TASK REQUIREMENTS:
**1.** Answer these questions from the RTOS report:
(a) Which processor is the kernel implementation based on?
(b) What title does the contents give for section 2.2?
(c) According to the preface, what is the PendSV exception handler usually used for?
**2.** In the RTOS report, recast the paragraph beginning "This report deep-dives" as a short bulleted list that keeps its main facts.

# RTOS from scratch

By Hazem Anwer

maxemanwer2000@proton.mein linkedin.com/in/hazem-anwergit github.com/hazemanwer2000

# Contents

| Pr                        | refac             | e                               | 3  |  |
|---------------------------|-------------------|---------------------------------|----|--|
| 1                         | Context Switching |                                 |    |  |
|                           | 1.1               | The PendSV exception            | 4  |  |
|                           | 1.2               | MSP versus PSP                  | 5  |  |
|                           | 1.3               | Special Considerations          | 6  |  |
| 2                         | System Calls      |                                 |    |  |
|                           | 2.1               | Unprivileged mode and SVC calls | 8  |  |
|                           | 2.2               | The SysTick timer               | 10 |  |
| $\mathbf{R}_{\mathbf{c}}$ | efere             | nces                            | 11 |  |

### Preface

This report deep-dives into the implementation of a minimal preemptive RTOS kernel, from scratch. The implementation is based on the ARM Cortex-M4 processor, using a GNU C toolchain, and utilizes all OS-specific features built into the hardware. These include,

- The PendSV exception handler, usually employed for context switching.
- The SVC (i.e, Supervisor Call) assembly instruction, and its associated exception handler.
- The SysTick timer peripheral, and its associated exception handler.

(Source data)
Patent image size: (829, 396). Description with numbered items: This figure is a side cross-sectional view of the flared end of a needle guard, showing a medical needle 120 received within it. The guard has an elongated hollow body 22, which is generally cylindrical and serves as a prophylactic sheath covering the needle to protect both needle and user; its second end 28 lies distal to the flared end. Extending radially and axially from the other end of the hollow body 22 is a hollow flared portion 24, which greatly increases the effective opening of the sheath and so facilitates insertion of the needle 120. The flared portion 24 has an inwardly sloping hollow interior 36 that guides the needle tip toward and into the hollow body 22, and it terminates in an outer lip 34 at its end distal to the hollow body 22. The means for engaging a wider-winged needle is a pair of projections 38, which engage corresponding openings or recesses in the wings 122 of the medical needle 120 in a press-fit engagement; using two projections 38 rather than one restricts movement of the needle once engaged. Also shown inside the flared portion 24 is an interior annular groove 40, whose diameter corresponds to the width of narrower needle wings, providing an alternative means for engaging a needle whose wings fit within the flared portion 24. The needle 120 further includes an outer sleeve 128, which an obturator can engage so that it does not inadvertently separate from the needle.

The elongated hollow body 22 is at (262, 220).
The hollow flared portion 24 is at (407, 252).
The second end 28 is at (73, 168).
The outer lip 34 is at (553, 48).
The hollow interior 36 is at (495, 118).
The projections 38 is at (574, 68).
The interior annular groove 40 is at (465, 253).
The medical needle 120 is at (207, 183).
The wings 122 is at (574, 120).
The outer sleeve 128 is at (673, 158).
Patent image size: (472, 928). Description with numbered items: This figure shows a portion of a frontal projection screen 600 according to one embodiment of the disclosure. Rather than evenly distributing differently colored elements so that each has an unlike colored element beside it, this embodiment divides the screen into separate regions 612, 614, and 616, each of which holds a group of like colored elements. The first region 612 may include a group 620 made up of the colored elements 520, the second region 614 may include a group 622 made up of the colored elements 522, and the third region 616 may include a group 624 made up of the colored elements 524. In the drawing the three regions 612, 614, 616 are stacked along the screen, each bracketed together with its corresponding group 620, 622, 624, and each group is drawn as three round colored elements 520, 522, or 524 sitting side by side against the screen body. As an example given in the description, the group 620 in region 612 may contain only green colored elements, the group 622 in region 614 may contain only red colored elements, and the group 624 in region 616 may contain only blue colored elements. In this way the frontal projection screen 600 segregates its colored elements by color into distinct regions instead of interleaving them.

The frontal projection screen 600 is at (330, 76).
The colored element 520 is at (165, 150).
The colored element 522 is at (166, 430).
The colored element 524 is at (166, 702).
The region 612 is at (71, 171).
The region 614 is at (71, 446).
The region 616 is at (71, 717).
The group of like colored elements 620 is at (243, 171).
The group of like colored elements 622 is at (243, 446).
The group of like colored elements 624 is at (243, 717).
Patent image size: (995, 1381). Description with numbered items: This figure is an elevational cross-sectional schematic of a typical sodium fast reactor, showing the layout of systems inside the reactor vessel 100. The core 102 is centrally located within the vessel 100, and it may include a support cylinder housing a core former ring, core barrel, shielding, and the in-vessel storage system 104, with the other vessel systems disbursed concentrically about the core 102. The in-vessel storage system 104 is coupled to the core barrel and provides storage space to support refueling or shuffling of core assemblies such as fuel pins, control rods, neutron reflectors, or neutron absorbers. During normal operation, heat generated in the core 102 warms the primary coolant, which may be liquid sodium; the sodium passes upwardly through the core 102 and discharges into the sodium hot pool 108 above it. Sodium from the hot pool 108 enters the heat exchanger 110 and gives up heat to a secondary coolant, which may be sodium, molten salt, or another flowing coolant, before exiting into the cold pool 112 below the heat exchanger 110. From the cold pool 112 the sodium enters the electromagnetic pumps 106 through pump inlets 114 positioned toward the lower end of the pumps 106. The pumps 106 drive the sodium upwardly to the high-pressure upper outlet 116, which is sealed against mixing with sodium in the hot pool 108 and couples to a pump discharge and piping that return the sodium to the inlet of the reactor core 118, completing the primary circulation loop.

EXPECTED RESPONSES:
**1.**
(a) The ARM Cortex-M4 processor.
(b) The SysTick timer.
(c) Context switching.

**2.**
- Topic: building a minimal preemptive RTOS kernel from scratch
- Platform: ARM Cortex-M4 processor with a GNU C toolchain
- Uses all OS-specific hardware features, namely the PendSV exception handler, the SVC (Supervisor Call) instruction and its exception handler, and the SysTick timer peripheral and its exception handler